→ THE EXERCISE: Please copy the material from the line with "Where are 16" to the line with "y-tick-label: 22.20 (35, 50, 66, 64)", including both of those lines, character for character.

→ SUPPLIED RECORDS:
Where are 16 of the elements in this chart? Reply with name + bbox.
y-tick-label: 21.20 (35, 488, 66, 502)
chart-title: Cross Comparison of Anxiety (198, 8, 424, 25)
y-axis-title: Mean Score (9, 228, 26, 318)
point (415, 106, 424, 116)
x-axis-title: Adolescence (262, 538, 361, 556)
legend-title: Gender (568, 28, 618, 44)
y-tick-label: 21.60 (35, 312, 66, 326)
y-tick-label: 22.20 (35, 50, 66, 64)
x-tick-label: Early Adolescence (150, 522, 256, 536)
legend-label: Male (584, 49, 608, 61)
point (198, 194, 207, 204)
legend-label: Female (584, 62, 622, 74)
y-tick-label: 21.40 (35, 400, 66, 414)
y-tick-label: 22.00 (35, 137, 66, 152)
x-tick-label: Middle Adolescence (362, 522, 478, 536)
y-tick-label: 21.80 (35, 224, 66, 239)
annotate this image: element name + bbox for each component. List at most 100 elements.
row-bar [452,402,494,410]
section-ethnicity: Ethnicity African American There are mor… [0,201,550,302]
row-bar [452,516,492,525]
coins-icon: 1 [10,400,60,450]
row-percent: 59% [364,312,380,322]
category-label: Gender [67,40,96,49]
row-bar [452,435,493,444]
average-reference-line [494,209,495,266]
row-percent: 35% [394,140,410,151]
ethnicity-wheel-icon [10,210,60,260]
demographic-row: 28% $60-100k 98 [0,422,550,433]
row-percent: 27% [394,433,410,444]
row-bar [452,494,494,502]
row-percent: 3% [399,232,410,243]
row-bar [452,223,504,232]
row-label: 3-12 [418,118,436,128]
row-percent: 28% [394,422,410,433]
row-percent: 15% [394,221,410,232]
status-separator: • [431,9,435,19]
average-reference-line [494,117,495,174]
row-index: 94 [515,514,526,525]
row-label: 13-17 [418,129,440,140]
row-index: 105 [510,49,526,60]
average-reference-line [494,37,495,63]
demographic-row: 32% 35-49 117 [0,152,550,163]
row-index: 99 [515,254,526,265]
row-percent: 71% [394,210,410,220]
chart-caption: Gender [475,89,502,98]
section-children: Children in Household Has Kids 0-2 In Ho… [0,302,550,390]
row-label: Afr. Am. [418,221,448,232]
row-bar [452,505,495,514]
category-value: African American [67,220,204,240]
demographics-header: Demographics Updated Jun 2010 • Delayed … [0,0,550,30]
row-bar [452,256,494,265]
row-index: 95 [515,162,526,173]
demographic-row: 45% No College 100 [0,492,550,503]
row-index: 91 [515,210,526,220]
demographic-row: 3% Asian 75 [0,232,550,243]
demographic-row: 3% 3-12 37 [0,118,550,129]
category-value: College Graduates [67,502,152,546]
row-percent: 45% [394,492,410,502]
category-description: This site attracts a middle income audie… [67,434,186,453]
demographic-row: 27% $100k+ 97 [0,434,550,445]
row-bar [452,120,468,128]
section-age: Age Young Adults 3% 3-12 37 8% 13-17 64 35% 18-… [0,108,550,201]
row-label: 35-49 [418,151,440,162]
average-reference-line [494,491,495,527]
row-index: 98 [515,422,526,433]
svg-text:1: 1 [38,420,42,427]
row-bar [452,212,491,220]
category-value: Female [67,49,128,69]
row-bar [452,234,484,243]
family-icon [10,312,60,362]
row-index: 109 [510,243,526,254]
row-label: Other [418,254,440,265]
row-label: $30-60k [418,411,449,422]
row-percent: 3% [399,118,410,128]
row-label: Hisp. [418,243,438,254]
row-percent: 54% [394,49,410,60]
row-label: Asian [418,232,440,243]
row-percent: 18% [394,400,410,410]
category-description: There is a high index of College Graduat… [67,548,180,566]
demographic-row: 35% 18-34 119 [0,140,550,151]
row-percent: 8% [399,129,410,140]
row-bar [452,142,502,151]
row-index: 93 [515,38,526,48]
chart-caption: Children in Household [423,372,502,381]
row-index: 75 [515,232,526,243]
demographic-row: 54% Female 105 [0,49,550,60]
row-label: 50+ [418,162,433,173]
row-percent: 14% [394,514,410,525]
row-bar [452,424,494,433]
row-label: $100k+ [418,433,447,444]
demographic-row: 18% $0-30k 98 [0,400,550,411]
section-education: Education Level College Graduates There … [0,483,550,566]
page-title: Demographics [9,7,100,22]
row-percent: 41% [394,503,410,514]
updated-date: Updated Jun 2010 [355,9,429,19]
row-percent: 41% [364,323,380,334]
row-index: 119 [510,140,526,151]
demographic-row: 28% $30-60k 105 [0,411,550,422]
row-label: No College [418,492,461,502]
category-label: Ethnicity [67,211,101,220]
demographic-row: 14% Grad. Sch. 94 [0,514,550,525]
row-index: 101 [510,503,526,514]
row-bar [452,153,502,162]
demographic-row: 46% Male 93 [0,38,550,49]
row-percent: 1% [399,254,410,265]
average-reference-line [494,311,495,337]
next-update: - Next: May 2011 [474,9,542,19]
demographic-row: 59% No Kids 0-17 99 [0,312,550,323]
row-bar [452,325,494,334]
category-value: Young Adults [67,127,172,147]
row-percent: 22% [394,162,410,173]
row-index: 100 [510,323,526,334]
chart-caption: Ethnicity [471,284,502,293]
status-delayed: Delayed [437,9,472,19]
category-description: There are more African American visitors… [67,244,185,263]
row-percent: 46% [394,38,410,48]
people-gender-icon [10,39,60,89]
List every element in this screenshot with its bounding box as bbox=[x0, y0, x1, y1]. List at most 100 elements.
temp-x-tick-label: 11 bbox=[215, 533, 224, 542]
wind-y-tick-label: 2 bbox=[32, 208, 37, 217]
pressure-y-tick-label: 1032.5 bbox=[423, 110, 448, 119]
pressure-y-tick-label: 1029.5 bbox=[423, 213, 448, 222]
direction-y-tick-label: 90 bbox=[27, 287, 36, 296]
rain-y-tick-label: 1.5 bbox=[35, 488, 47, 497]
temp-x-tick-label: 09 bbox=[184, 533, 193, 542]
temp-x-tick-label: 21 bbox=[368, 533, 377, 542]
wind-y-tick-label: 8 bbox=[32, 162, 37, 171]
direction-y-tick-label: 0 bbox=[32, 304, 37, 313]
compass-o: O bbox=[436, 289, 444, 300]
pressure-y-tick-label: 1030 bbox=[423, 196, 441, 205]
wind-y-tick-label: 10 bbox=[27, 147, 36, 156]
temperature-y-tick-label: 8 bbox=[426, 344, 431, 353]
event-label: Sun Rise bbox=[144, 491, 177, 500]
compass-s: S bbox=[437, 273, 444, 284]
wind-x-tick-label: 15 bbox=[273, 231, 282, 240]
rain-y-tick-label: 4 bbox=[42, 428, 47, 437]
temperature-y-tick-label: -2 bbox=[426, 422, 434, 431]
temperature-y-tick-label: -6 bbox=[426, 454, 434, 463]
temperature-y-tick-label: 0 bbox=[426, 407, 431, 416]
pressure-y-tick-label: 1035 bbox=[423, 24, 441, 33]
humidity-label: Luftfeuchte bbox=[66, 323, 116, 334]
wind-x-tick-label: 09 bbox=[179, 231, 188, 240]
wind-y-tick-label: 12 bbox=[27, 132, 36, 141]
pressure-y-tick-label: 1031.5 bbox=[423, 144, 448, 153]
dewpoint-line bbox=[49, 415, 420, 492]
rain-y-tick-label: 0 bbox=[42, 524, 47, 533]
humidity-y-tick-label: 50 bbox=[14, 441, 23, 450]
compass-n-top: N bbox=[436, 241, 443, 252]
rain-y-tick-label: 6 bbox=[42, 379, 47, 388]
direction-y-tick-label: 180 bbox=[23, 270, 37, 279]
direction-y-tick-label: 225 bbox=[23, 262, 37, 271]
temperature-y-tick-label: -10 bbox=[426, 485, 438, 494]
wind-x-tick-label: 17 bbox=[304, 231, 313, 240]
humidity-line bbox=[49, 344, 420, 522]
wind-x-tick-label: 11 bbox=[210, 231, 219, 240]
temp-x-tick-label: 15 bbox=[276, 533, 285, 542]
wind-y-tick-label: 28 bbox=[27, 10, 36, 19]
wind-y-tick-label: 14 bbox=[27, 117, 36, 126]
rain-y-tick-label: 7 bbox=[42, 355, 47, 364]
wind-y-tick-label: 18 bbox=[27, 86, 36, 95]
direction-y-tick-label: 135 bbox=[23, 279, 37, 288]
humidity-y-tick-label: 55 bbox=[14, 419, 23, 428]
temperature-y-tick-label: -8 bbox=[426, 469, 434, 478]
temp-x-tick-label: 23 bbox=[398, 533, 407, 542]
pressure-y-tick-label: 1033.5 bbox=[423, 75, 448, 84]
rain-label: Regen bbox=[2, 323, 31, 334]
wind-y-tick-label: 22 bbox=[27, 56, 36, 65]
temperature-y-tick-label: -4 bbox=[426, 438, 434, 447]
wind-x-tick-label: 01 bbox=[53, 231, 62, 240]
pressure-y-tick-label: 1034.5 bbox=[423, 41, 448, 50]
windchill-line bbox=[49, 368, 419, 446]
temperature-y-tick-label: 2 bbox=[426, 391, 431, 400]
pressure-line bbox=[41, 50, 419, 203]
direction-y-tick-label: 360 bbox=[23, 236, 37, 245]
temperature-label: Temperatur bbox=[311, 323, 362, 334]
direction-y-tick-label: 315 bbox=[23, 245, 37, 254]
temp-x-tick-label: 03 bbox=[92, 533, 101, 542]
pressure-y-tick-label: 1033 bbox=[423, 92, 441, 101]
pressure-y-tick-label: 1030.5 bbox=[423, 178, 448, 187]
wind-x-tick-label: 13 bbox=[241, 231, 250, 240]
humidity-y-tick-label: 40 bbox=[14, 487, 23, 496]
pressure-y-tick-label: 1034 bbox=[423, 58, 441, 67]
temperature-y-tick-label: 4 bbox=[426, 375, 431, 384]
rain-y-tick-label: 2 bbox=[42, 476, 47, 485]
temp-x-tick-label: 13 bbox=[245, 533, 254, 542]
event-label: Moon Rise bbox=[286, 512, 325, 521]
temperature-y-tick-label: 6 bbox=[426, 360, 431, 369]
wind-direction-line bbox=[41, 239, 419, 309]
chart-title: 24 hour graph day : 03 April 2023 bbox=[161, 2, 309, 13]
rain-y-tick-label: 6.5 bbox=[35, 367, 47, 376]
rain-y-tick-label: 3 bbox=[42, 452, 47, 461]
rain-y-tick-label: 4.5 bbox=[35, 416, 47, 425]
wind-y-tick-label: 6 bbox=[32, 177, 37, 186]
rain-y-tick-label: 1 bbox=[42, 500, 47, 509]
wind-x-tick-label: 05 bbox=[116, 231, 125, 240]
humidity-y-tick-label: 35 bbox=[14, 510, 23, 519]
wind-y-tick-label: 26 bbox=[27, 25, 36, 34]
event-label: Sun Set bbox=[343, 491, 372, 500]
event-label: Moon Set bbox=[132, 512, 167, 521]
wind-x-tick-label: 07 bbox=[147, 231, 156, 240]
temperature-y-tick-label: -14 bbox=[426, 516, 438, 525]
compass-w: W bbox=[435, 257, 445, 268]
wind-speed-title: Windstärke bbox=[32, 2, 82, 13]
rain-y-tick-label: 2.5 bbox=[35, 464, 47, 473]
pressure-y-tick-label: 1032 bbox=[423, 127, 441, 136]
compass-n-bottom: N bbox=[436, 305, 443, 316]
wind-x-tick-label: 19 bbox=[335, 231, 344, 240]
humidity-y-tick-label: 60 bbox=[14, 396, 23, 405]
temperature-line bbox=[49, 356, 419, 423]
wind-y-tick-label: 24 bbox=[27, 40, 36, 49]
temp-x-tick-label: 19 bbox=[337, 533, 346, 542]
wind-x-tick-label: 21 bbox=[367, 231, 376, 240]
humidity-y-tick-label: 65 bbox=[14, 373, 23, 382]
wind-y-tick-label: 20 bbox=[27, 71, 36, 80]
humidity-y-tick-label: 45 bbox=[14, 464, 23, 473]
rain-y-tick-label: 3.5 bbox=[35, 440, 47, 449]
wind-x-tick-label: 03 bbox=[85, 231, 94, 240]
...
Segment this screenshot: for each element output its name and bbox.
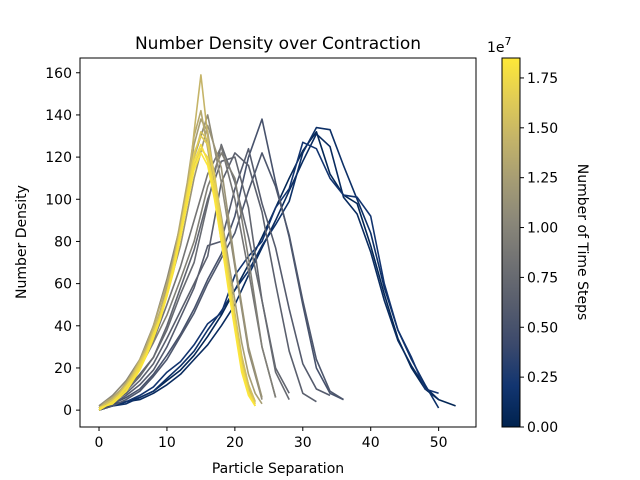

→ SOLUTION TO THIS EXERCISE:
Where are 16 of the elements in this chart? Reply with name + bbox.
y-tick-label: 21.20 (35, 488, 66, 502)
chart-title: Cross Comparison of Anxiety (198, 8, 424, 25)
y-axis-title: Mean Score (9, 228, 26, 318)
point (415, 106, 424, 116)
x-axis-title: Adolescence (262, 538, 361, 556)
legend-title: Gender (568, 28, 618, 44)
y-tick-label: 21.60 (35, 312, 66, 326)
y-tick-label: 22.20 (35, 50, 66, 64)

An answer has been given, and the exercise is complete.